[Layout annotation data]

* * * * *

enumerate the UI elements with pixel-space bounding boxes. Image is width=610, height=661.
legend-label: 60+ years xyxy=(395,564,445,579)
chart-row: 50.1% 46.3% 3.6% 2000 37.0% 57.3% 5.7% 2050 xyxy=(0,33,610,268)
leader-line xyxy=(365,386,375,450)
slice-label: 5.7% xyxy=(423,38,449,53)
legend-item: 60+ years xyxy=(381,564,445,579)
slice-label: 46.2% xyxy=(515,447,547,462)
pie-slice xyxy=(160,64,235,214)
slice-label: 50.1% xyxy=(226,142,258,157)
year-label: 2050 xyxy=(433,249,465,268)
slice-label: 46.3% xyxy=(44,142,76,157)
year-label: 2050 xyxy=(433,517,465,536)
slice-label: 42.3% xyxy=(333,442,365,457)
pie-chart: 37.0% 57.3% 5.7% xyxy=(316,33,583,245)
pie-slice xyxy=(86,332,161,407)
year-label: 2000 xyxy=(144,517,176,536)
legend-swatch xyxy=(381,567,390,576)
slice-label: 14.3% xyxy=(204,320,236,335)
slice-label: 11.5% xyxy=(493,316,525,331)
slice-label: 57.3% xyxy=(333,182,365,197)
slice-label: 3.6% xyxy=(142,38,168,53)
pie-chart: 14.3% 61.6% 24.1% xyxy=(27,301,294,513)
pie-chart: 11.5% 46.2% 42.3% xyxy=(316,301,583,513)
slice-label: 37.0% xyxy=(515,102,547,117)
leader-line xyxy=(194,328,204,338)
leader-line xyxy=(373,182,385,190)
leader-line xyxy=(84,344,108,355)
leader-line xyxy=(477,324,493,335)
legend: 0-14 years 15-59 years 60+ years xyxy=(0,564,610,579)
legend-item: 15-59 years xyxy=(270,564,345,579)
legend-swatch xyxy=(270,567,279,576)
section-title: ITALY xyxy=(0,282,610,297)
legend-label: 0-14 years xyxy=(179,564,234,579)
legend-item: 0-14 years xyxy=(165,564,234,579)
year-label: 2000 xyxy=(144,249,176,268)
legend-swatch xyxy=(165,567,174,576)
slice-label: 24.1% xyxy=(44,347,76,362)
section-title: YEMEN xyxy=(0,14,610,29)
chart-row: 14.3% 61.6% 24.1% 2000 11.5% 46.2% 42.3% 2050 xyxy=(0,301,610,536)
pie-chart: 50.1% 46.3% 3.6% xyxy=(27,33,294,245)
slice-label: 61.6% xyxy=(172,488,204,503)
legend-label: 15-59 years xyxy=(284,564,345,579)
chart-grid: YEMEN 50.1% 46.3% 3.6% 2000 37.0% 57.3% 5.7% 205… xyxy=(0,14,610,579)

* * * * *

### Task details
Write out all the rows above again, swapping every "year-label" for "period-label" and keeping everything else the same.

### Answer to this problem
enumerate the UI elements with pixel-space bounding boxes. Image is width=610, height=661.
legend-label: 60+ years xyxy=(395,564,445,579)
chart-row: 50.1% 46.3% 3.6% 2000 37.0% 57.3% 5.7% 2050 xyxy=(0,33,610,268)
leader-line xyxy=(365,386,375,450)
slice-label: 5.7% xyxy=(423,38,449,53)
legend-item: 60+ years xyxy=(381,564,445,579)
slice-label: 46.2% xyxy=(515,447,547,462)
pie-slice xyxy=(160,64,235,214)
slice-label: 50.1% xyxy=(226,142,258,157)
period-label: 2050 xyxy=(433,249,465,268)
slice-label: 46.3% xyxy=(44,142,76,157)
period-label: 2050 xyxy=(433,517,465,536)
slice-label: 42.3% xyxy=(333,442,365,457)
pie-chart: 37.0% 57.3% 5.7% xyxy=(316,33,583,245)
pie-slice xyxy=(86,332,161,407)
period-label: 2000 xyxy=(144,517,176,536)
legend-swatch xyxy=(381,567,390,576)
slice-label: 14.3% xyxy=(204,320,236,335)
slice-label: 11.5% xyxy=(493,316,525,331)
slice-label: 57.3% xyxy=(333,182,365,197)
slice-label: 3.6% xyxy=(142,38,168,53)
pie-chart: 14.3% 61.6% 24.1% xyxy=(27,301,294,513)
pie-chart: 11.5% 46.2% 42.3% xyxy=(316,301,583,513)
slice-label: 37.0% xyxy=(515,102,547,117)
leader-line xyxy=(194,328,204,338)
leader-line xyxy=(373,182,385,190)
leader-line xyxy=(84,344,108,355)
leader-line xyxy=(477,324,493,335)
legend: 0-14 years 15-59 years 60+ years xyxy=(0,564,610,579)
legend-item: 15-59 years xyxy=(270,564,345,579)
legend-swatch xyxy=(270,567,279,576)
section-title: ITALY xyxy=(0,282,610,297)
legend-label: 0-14 years xyxy=(179,564,234,579)
legend-item: 0-14 years xyxy=(165,564,234,579)
period-label: 2000 xyxy=(144,249,176,268)
legend-swatch xyxy=(165,567,174,576)
slice-label: 24.1% xyxy=(44,347,76,362)
section-title: YEMEN xyxy=(0,14,610,29)
chart-row: 14.3% 61.6% 24.1% 2000 11.5% 46.2% 42.3% 2050 xyxy=(0,301,610,536)
pie-chart: 50.1% 46.3% 3.6% xyxy=(27,33,294,245)
slice-label: 61.6% xyxy=(172,488,204,503)
legend-label: 15-59 years xyxy=(284,564,345,579)
chart-grid: YEMEN 50.1% 46.3% 3.6% 2000 37.0% 57.3% 5.7% 205… xyxy=(0,14,610,579)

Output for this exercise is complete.